-- start EXTRACTED MATERIAL --
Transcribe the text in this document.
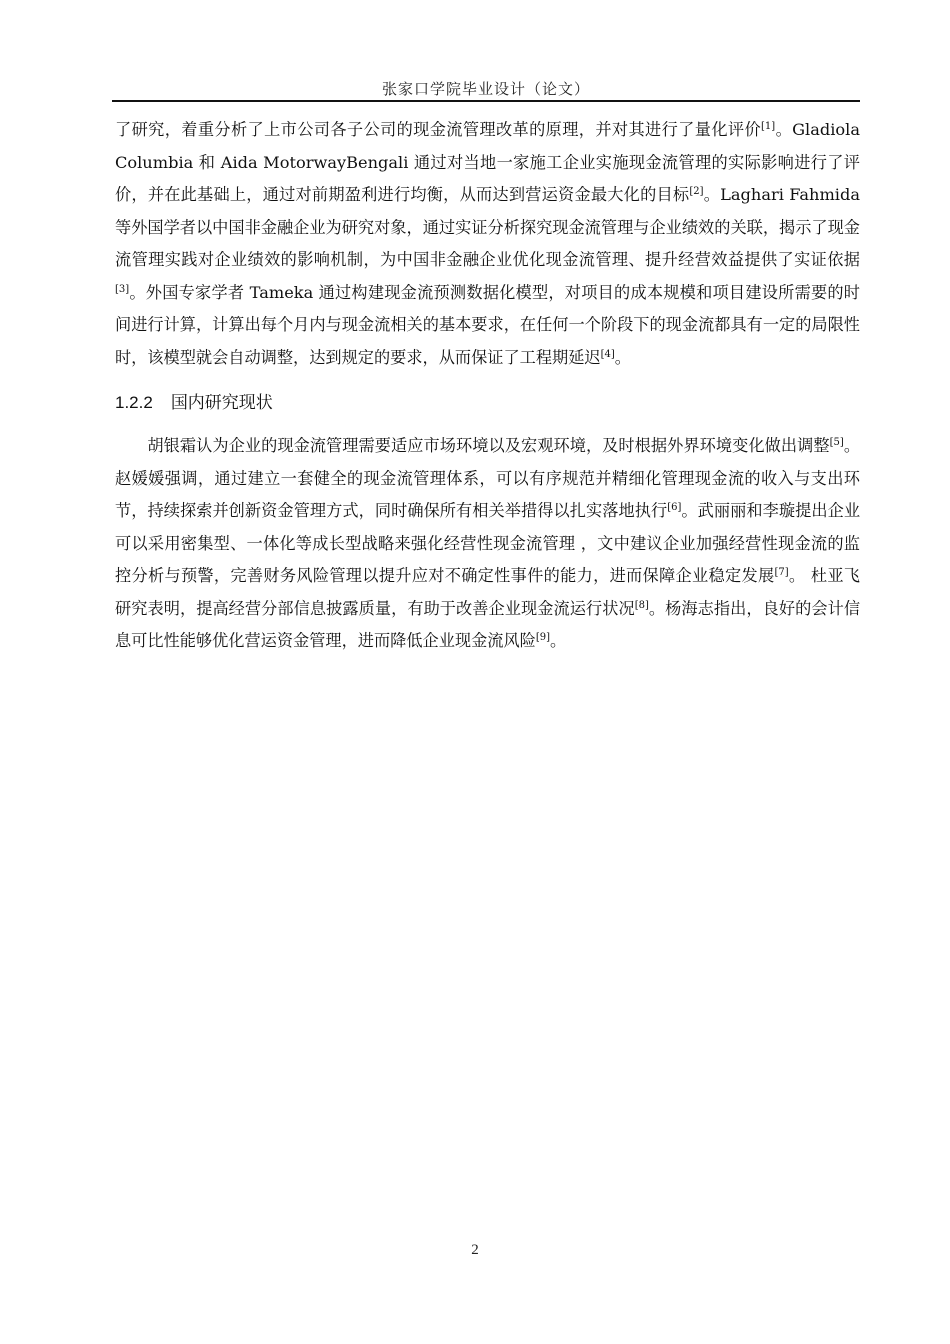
张家口学院毕业设计（论文）

了研究，着重分析了上市公司各子公司的现金流管理改革的原理，并对其进行了量化评价[1]。Gladiola Columbia 和 Aida MotorwayBengali 通过对当地一家施工企业实施现金流管理的实际影响进行了评价，并在此基础上，通过对前期盈利进行均衡，从而达到营运资金最大化的目标[2]。Laghari Fahmida 等外国学者以中国非金融企业为研究对象，通过实证分析探究现金流管理与企业绩效的关联，揭示了现金流管理实践对企业绩效的影响机制，为中国非金融企业优化现金流管理、提升经营效益提供了实证依据[3]。外国专家学者 Tameka 通过构建现金流预测数据化模型，对项目的成本规模和项目建设所需要的时间进行计算，计算出每个月内与现金流相关的基本要求，在任何一个阶段下的现金流都具有一定的局限性时，该模型就会自动调整，达到规定的要求，从而保证了工程期延迟[4]。

1.2.2 国内研究现状

胡银霜认为企业的现金流管理需要适应市场环境以及宏观环境，及时根据外界环境变化做出调整[5]。赵媛媛强调，通过建立一套健全的现金流管理体系，可以有序规范并精细化管理现金流的收入与支出环节，持续探索并创新资金管理方式，同时确保所有相关举措得以扎实落地执行[6]。武丽丽和李璇提出企业可以采用密集型、一体化等成长型战略来强化经营性现金流管理 ，文中建议企业加强经营性现金流的监控分析与预警，完善财务风险管理以提升应对不确定性事件的能力，进而保障企业稳定发展[7]。 杜亚飞研究表明，提高经营分部信息披露质量，有助于改善企业现金流运行状况[8]。杨海志指出，良好的会计信息可比性能够优化营运资金管理，进而降低企业现金流风险[9]。

2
-- end EXTRACTED MATERIAL --
GIVEN REQUEST
Keep the pictures out and write out the records exactly.

SOLUTION FOR THIS PROBLEM
Transcribe the text in this document.
张家口学院毕业设计（论文）

了研究，着重分析了上市公司各子公司的现金流管理改革的原理，并对其进行了量化评价[1]。Gladiola Columbia 和 Aida MotorwayBengali 通过对当地一家施工企业实施现金流管理的实际影响进行了评价，并在此基础上，通过对前期盈利进行均衡，从而达到营运资金最大化的目标[2]。Laghari Fahmida 等外国学者以中国非金融企业为研究对象，通过实证分析探究现金流管理与企业绩效的关联，揭示了现金流管理实践对企业绩效的影响机制，为中国非金融企业优化现金流管理、提升经营效益提供了实证依据[3]。外国专家学者 Tameka 通过构建现金流预测数据化模型，对项目的成本规模和项目建设所需要的时间进行计算，计算出每个月内与现金流相关的基本要求，在任何一个阶段下的现金流都具有一定的局限性时，该模型就会自动调整，达到规定的要求，从而保证了工程期延迟[4]。

1.2.2 国内研究现状

胡银霜认为企业的现金流管理需要适应市场环境以及宏观环境，及时根据外界环境变化做出调整[5]。赵媛媛强调，通过建立一套健全的现金流管理体系，可以有序规范并精细化管理现金流的收入与支出环节，持续探索并创新资金管理方式，同时确保所有相关举措得以扎实落地执行[6]。武丽丽和李璇提出企业可以采用密集型、一体化等成长型战略来强化经营性现金流管理 ，文中建议企业加强经营性现金流的监控分析与预警，完善财务风险管理以提升应对不确定性事件的能力，进而保障企业稳定发展[7]。 杜亚飞研究表明，提高经营分部信息披露质量，有助于改善企业现金流运行状况[8]。杨海志指出，良好的会计信息可比性能够优化营运资金管理，进而降低企业现金流风险[9]。

2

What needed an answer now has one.